_SUPPLIED MATERIAL:_

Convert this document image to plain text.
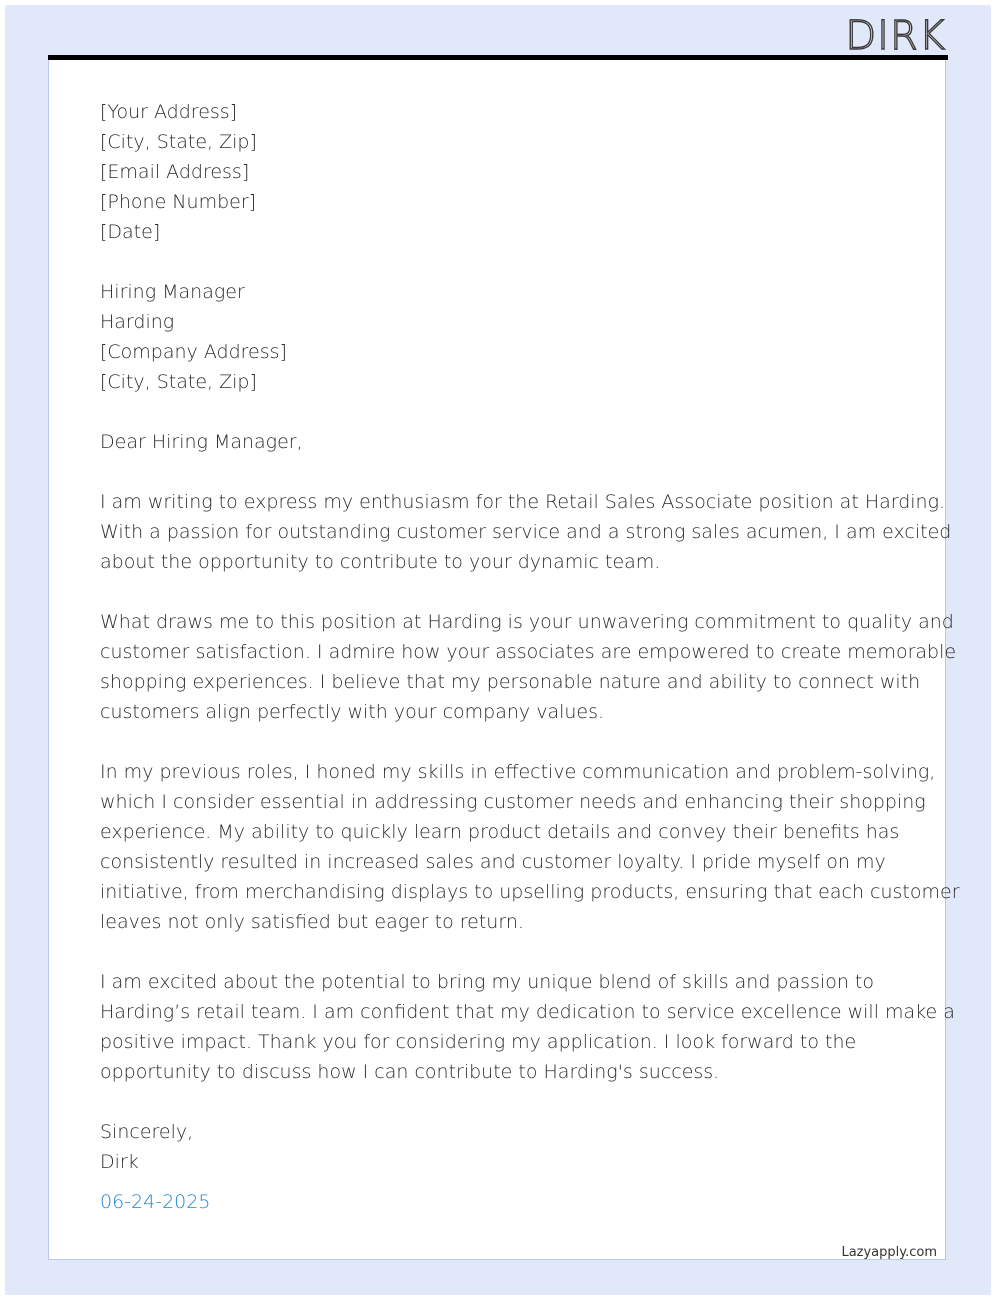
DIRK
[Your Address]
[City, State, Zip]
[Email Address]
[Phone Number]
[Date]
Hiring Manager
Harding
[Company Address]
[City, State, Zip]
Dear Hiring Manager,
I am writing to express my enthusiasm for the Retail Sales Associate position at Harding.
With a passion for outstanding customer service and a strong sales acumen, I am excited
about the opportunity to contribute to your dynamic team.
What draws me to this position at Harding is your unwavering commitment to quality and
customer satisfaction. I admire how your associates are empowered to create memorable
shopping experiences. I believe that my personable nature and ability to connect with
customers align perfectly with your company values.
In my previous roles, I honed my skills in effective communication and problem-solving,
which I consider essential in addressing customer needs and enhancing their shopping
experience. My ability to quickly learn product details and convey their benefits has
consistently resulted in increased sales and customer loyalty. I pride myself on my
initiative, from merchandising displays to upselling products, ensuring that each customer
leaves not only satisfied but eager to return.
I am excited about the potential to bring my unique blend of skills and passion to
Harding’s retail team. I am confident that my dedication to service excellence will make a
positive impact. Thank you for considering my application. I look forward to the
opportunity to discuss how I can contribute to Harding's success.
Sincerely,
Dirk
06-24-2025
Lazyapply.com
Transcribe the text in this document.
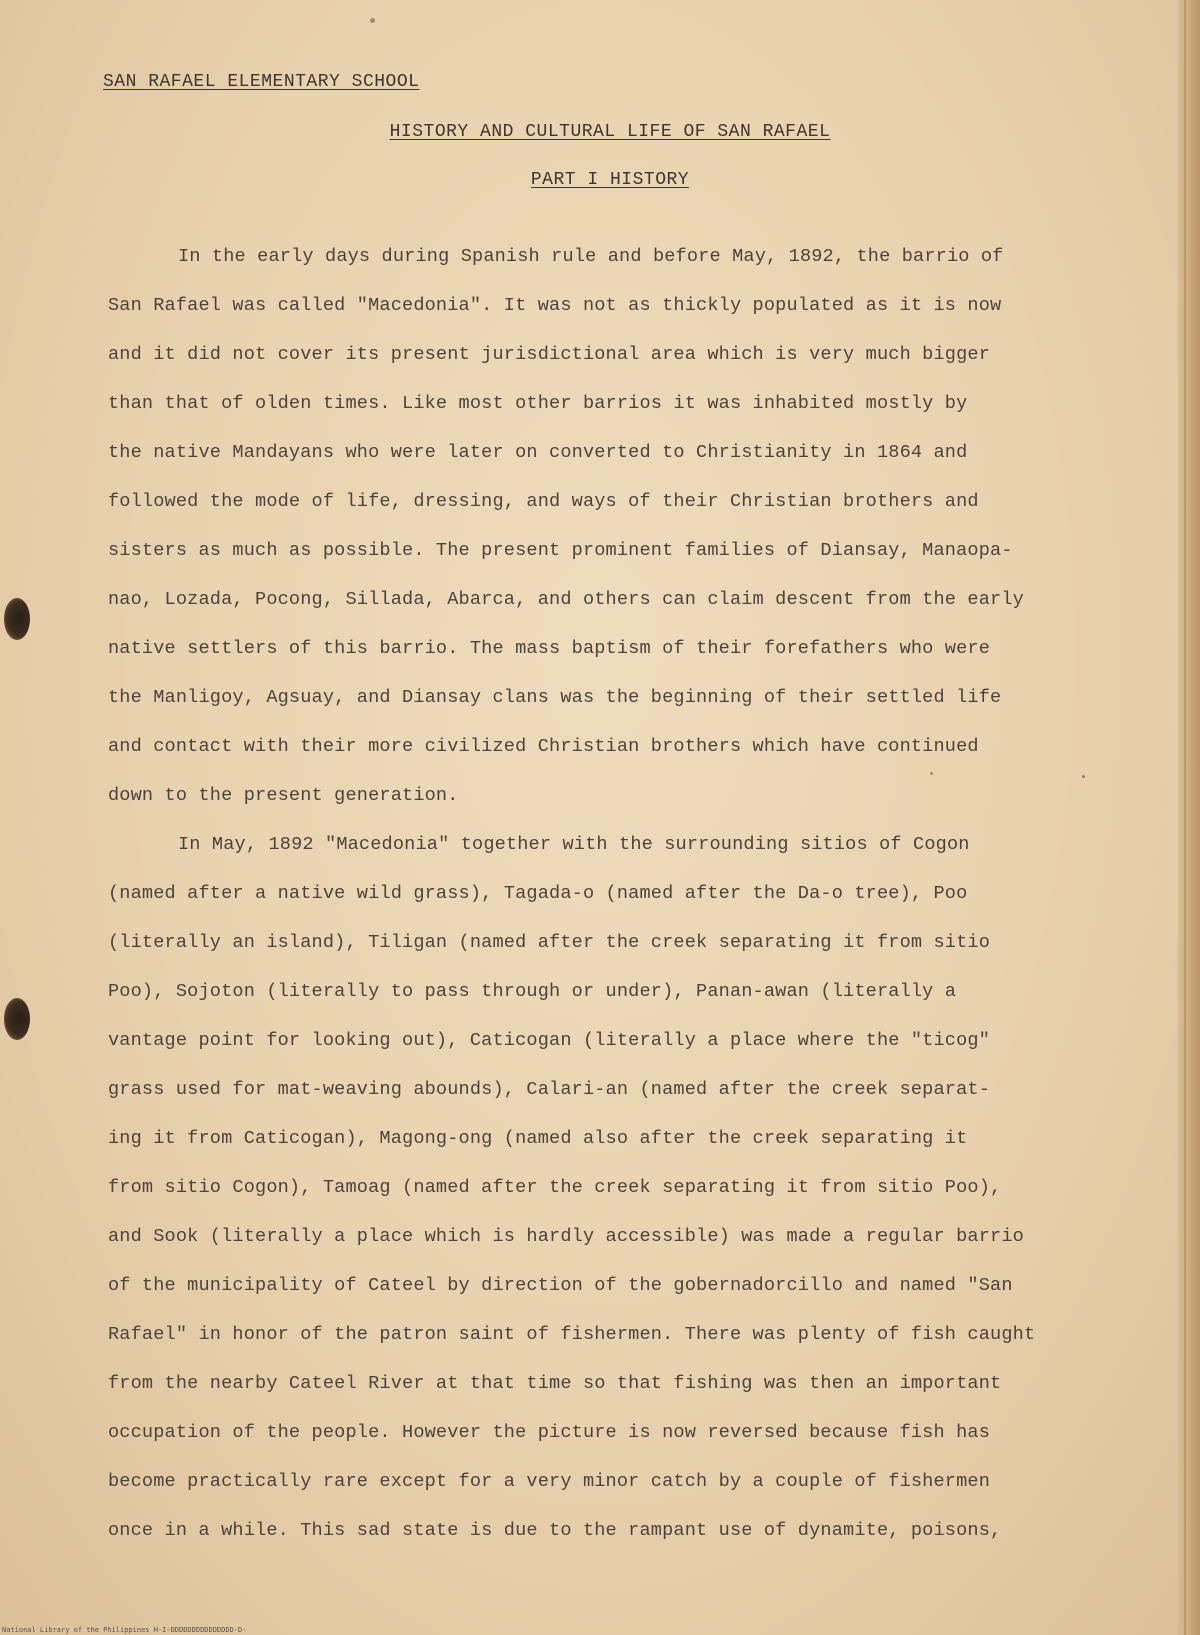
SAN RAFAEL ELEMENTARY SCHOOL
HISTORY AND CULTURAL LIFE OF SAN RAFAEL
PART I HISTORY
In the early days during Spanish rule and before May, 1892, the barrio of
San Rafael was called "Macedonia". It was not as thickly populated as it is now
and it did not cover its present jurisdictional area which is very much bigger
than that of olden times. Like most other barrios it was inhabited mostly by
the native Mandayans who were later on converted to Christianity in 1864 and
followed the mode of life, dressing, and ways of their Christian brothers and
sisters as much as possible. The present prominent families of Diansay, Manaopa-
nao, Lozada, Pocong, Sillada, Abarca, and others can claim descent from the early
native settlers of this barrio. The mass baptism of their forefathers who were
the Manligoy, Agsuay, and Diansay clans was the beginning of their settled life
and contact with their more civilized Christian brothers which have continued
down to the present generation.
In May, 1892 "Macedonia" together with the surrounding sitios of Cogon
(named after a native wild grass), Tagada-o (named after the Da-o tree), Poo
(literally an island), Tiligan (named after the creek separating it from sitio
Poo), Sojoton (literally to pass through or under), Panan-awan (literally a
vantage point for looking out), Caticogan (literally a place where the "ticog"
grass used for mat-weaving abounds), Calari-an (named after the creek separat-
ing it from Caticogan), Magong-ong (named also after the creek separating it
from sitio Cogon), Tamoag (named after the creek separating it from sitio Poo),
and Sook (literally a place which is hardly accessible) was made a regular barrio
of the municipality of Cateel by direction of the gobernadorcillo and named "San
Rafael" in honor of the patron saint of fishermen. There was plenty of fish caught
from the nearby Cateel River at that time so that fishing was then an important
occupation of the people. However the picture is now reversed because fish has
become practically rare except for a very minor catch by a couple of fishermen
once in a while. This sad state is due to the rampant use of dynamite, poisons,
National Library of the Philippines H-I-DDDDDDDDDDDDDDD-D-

_CHALLENGE:_ The pictures in the entries should be left out; output everything else exactly.

_TASK SOLUTION:_
Convert this document image to plain text.
DIRK
[Your Address]
[City, State, Zip]
[Email Address]
[Phone Number]
[Date]
Hiring Manager
Harding
[Company Address]
[City, State, Zip]
Dear Hiring Manager,
I am writing to express my enthusiasm for the Retail Sales Associate position at Harding.
With a passion for outstanding customer service and a strong sales acumen, I am excited
about the opportunity to contribute to your dynamic team.
What draws me to this position at Harding is your unwavering commitment to quality and
customer satisfaction. I admire how your associates are empowered to create memorable
shopping experiences. I believe that my personable nature and ability to connect with
customers align perfectly with your company values.
In my previous roles, I honed my skills in effective communication and problem-solving,
which I consider essential in addressing customer needs and enhancing their shopping
experience. My ability to quickly learn product details and convey their benefits has
consistently resulted in increased sales and customer loyalty. I pride myself on my
initiative, from merchandising displays to upselling products, ensuring that each customer
leaves not only satisfied but eager to return.
I am excited about the potential to bring my unique blend of skills and passion to
Harding’s retail team. I am confident that my dedication to service excellence will make a
positive impact. Thank you for considering my application. I look forward to the
opportunity to discuss how I can contribute to Harding's success.
Sincerely,
Dirk
06-24-2025
Lazyapply.com
Transcribe the text in this document.
SAN RAFAEL ELEMENTARY SCHOOL
HISTORY AND CULTURAL LIFE OF SAN RAFAEL
PART I HISTORY
In the early days during Spanish rule and before May, 1892, the barrio of
San Rafael was called "Macedonia". It was not as thickly populated as it is now
and it did not cover its present jurisdictional area which is very much bigger
than that of olden times. Like most other barrios it was inhabited mostly by
the native Mandayans who were later on converted to Christianity in 1864 and
followed the mode of life, dressing, and ways of their Christian brothers and
sisters as much as possible. The present prominent families of Diansay, Manaopa-
nao, Lozada, Pocong, Sillada, Abarca, and others can claim descent from the early
native settlers of this barrio. The mass baptism of their forefathers who were
the Manligoy, Agsuay, and Diansay clans was the beginning of their settled life
and contact with their more civilized Christian brothers which have continued
down to the present generation.
In May, 1892 "Macedonia" together with the surrounding sitios of Cogon
(named after a native wild grass), Tagada-o (named after the Da-o tree), Poo
(literally an island), Tiligan (named after the creek separating it from sitio
Poo), Sojoton (literally to pass through or under), Panan-awan (literally a
vantage point for looking out), Caticogan (literally a place where the "ticog"
grass used for mat-weaving abounds), Calari-an (named after the creek separat-
ing it from Caticogan), Magong-ong (named also after the creek separating it
from sitio Cogon), Tamoag (named after the creek separating it from sitio Poo),
and Sook (literally a place which is hardly accessible) was made a regular barrio
of the municipality of Cateel by direction of the gobernadorcillo and named "San
Rafael" in honor of the patron saint of fishermen. There was plenty of fish caught
from the nearby Cateel River at that time so that fishing was then an important
occupation of the people. However the picture is now reversed because fish has
become practically rare except for a very minor catch by a couple of fishermen
once in a while. This sad state is due to the rampant use of dynamite, poisons,
National Library of the Philippines H-I-DDDDDDDDDDDDDDD-D-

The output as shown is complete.